**CHALLENGE**
Drop the pictures from the entries below, then reproduce the rest exactly.

**DATA TO PROCESS**
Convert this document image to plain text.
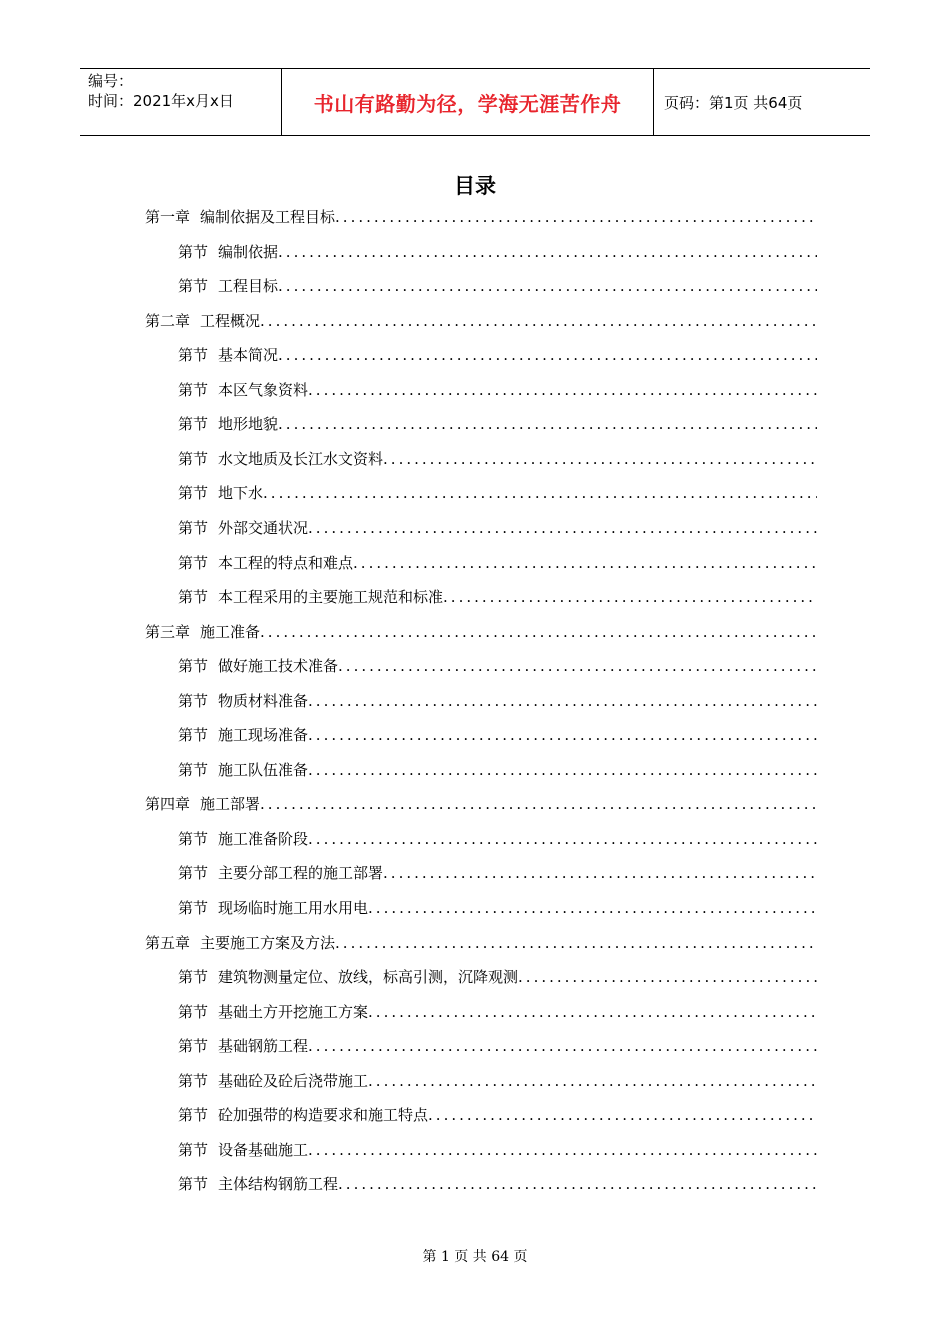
编号：
时间：2021年x月x日	书山有路勤为径，学海无涯苦作舟	页码：第1页 共64页
目录
第一章 编制依据及工程目标
.....
第节 编制依据
.....
第节 工程目标
.....
第二章 工程概况
.....
第节 基本简况
.....
第节 本区气象资料
.....
第节 地形地貌
.....
第节 水文地质及长江水文资料
.....
第节 地下水
.....
第节 外部交通状况
.....
第节 本工程的特点和难点
.....
第节 本工程采用的主要施工规范和标准
.....
第三章 施工准备
.....
第节 做好施工技术准备
.....
第节 物质材料准备
.....
第节 施工现场准备
.....
第节 施工队伍准备
.....
第四章 施工部署
.....
第节 施工准备阶段
.....
第节 主要分部工程的施工部署
.....
第节 现场临时施工用水用电
.....
第五章 主要施工方案及方法
.....
第节 建筑物测量定位、放线，标高引测，沉降观测
.....
第节 基础土方开挖施工方案
.....
第节 基础钢筋工程
.....
第节 基础砼及砼后浇带施工
.....
第节 砼加强带的构造要求和施工特点
.....
第节 设备基础施工
.....
第节 主体结构钢筋工程
.....
第 1 页 共 64 页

**OUTPUT BELOW**
Convert this document image to plain text.
编号：
时间：2021年x月x日	书山有路勤为径，学海无涯苦作舟	页码：第1页 共64页
目录
第一章 编制依据及工程目标
.....
第节 编制依据
.....
第节 工程目标
.....
第二章 工程概况
.....
第节 基本简况
.....
第节 本区气象资料
.....
第节 地形地貌
.....
第节 水文地质及长江水文资料
.....
第节 地下水
.....
第节 外部交通状况
.....
第节 本工程的特点和难点
.....
第节 本工程采用的主要施工规范和标准
.....
第三章 施工准备
.....
第节 做好施工技术准备
.....
第节 物质材料准备
.....
第节 施工现场准备
.....
第节 施工队伍准备
.....
第四章 施工部署
.....
第节 施工准备阶段
.....
第节 主要分部工程的施工部署
.....
第节 现场临时施工用水用电
.....
第五章 主要施工方案及方法
.....
第节 建筑物测量定位、放线，标高引测，沉降观测
.....
第节 基础土方开挖施工方案
.....
第节 基础钢筋工程
.....
第节 基础砼及砼后浇带施工
.....
第节 砼加强带的构造要求和施工特点
.....
第节 设备基础施工
.....
第节 主体结构钢筋工程
.....
第 1 页 共 64 页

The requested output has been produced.